Document passage:
Solutions to this workshop can be found here
Testing functions
One really critical point is that you really need test any new functions extensively. It is incredibly easy to make a mistake in coding (think about all the typos you’ve ever made, except this time they can critically affect the results of your data analysis). The solution to this is testing any code you write extensively, and if possible, having another coder familiar with what you’re doing look over it (which means always including tons of comments!)
Before we do anything else, we’ll need to load in the function we created last time to grow plants, since we’re going to be re-using this. To do this, run the source()
command, with the full path to grow_plants.R as the argument
source('~/Documents/Teaching/Intro_R_Course/grow_plants.R')
Now, let’s run some tests.
Another great sanity check in coding anything related to data is plotting. Try making a plot of your data, plotting height vs day for all the plants.
Loops
Introduction to loops
We now have a function that allows us to ‘grow’ the plants in our dataframe in a single line, just by providing the growth parameters. However, this doesn’t actually solve our problem of trying to model the growth of these plants over long periods of time. We ideally want to avoid running this model by hand 30+ times.
Instead, we can use something called a “loop”. These are an incredibly fundamental idea in programming, and they allow you to easily repeat a task multiple times.
for
loops
The most commonly used type of loop is a ‘for’ loop. Imagine we have some list (e.g. a consecutive list of days). The loop takes a variable and takes turns assigning every value from the list to it, in order, and then doing something with the variable. Here’s how they look in R:
for (variable_from_list in some_list){
# do some stuff using variable_from_list
}
Note that unlike functions, loops are not closed-off boxes: in addition to variable_from_list, they have access to all the previously specified variables in R, and they can modify these variables.

Written tasks:
**a.** According to the tutorial, why should any new function be tested extensively? Answer in one to three sentences.
**b.** Copy the entries word for word, beginning at their first line and stopping after the line that contains "bar-puts[interactable] [220,499,224,570]".
The tutorial and the entries that follow it are independent of each other.

Excerpted records:
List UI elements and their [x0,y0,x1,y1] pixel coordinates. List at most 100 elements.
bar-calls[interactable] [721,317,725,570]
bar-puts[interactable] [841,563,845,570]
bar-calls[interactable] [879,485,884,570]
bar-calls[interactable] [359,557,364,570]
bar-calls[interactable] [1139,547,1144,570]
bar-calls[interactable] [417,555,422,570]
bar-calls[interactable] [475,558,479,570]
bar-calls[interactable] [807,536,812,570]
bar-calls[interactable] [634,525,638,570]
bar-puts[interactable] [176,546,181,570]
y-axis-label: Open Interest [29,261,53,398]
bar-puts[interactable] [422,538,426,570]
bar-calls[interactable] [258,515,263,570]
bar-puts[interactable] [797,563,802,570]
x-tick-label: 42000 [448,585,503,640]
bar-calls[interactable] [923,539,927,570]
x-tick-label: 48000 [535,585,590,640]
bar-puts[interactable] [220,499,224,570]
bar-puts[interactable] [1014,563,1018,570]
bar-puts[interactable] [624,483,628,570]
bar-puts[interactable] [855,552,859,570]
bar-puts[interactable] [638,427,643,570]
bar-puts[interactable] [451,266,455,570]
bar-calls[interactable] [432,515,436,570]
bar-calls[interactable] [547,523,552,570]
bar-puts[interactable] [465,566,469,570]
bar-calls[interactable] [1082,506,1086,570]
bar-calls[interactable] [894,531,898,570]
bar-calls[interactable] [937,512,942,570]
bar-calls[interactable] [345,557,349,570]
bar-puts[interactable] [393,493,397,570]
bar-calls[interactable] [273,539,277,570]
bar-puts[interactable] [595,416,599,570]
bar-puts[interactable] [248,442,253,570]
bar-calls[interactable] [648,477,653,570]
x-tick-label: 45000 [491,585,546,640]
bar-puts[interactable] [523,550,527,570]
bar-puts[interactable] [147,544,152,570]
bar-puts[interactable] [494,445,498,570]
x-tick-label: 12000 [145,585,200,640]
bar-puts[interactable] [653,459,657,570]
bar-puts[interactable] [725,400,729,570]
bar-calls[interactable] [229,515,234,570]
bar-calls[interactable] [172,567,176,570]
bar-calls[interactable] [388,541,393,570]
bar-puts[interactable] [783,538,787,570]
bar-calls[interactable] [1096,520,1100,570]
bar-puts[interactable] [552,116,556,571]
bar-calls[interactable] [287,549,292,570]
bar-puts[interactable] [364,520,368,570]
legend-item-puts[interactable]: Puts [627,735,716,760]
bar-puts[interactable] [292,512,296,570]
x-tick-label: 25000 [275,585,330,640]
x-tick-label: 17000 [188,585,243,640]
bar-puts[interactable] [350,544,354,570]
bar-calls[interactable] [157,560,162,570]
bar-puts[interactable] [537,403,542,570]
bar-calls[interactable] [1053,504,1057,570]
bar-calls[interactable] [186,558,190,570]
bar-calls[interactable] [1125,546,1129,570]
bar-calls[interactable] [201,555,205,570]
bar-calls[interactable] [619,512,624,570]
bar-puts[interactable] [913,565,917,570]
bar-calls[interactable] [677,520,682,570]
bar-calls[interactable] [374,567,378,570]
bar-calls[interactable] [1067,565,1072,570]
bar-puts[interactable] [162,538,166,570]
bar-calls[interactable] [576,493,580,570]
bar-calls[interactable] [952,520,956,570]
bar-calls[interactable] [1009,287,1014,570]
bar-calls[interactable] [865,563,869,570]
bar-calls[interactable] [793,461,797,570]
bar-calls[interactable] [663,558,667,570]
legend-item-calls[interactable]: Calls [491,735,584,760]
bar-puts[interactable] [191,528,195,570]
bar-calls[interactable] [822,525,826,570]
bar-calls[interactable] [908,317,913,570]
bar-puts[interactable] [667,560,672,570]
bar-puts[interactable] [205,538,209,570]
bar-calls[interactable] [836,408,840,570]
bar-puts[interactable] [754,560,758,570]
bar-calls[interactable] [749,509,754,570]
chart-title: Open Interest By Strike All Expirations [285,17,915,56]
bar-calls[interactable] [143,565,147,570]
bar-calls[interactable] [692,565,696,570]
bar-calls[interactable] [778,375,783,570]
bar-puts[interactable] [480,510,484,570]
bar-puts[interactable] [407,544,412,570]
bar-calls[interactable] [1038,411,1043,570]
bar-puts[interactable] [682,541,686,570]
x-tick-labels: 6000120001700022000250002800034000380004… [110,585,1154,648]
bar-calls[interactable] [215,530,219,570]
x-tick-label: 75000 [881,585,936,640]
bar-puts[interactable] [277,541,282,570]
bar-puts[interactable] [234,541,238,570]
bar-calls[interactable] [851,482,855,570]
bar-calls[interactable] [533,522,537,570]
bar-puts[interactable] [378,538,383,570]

Full answers:
**a.** It is very easy to make a mistake when coding, and even a typo can critically affect the results of a data analysis. Extensive testing, ideally with another coder reviewing the code, guards against such errors.

**b.**
List UI elements and their [x0,y0,x1,y1] pixel coordinates. List at most 100 elements.
bar-calls[interactable] [721,317,725,570]
bar-puts[interactable] [841,563,845,570]
bar-calls[interactable] [879,485,884,570]
bar-calls[interactable] [359,557,364,570]
bar-calls[interactable] [1139,547,1144,570]
bar-calls[interactable] [417,555,422,570]
bar-calls[interactable] [475,558,479,570]
bar-calls[interactable] [807,536,812,570]
bar-calls[interactable] [634,525,638,570]
bar-puts[interactable] [176,546,181,570]
y-axis-label: Open Interest [29,261,53,398]
bar-puts[interactable] [422,538,426,570]
bar-calls[interactable] [258,515,263,570]
bar-puts[interactable] [797,563,802,570]
x-tick-label: 42000 [448,585,503,640]
bar-calls[interactable] [923,539,927,570]
x-tick-label: 48000 [535,585,590,640]
bar-puts[interactable] [220,499,224,570]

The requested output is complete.